## Begin The records
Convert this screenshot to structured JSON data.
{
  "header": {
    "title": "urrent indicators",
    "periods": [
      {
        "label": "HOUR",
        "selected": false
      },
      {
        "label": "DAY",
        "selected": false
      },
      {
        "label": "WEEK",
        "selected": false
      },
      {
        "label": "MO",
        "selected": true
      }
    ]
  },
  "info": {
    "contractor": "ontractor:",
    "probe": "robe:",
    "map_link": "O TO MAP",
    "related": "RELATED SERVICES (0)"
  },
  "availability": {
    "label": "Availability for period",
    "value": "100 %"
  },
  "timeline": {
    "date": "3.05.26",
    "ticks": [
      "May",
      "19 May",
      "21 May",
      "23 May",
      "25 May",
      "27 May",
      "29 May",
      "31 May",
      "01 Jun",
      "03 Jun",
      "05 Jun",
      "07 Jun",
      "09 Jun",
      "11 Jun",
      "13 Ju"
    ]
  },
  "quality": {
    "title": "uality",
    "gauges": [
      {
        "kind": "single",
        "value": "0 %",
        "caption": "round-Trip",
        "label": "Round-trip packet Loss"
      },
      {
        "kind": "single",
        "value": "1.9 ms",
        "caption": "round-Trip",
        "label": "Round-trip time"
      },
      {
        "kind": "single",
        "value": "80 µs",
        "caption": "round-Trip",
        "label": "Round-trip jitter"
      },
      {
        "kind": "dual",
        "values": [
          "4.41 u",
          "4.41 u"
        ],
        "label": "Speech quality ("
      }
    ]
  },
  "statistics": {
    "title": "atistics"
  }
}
## End The records
Task to carry out —
Repeat the data precisely, line by line.

Task output —
Convert this screenshot to structured JSON data.
{
  "header": {
    "title": "urrent indicators",
    "periods": [
      {
        "label": "HOUR",
        "selected": false
      },
      {
        "label": "DAY",
        "selected": false
      },
      {
        "label": "WEEK",
        "selected": false
      },
      {
        "label": "MO",
        "selected": true
      }
    ]
  },
  "info": {
    "contractor": "ontractor:",
    "probe": "robe:",
    "map_link": "O TO MAP",
    "related": "RELATED SERVICES (0)"
  },
  "availability": {
    "label": "Availability for period",
    "value": "100 %"
  },
  "timeline": {
    "date": "3.05.26",
    "ticks": [
      "May",
      "19 May",
      "21 May",
      "23 May",
      "25 May",
      "27 May",
      "29 May",
      "31 May",
      "01 Jun",
      "03 Jun",
      "05 Jun",
      "07 Jun",
      "09 Jun",
      "11 Jun",
      "13 Ju"
    ]
  },
  "quality": {
    "title": "uality",
    "gauges": [
      {
        "kind": "single",
        "value": "0 %",
        "caption": "round-Trip",
        "label": "Round-trip packet Loss"
      },
      {
        "kind": "single",
        "value": "1.9 ms",
        "caption": "round-Trip",
        "label": "Round-trip time"
      },
      {
        "kind": "single",
        "value": "80 µs",
        "caption": "round-Trip",
        "label": "Round-trip jitter"
      },
      {
        "kind": "dual",
        "values": [
          "4.41 u",
          "4.41 u"
        ],
        "label": "Speech quality ("
      }
    ]
  },
  "statistics": {
    "title": "atistics"
  }
}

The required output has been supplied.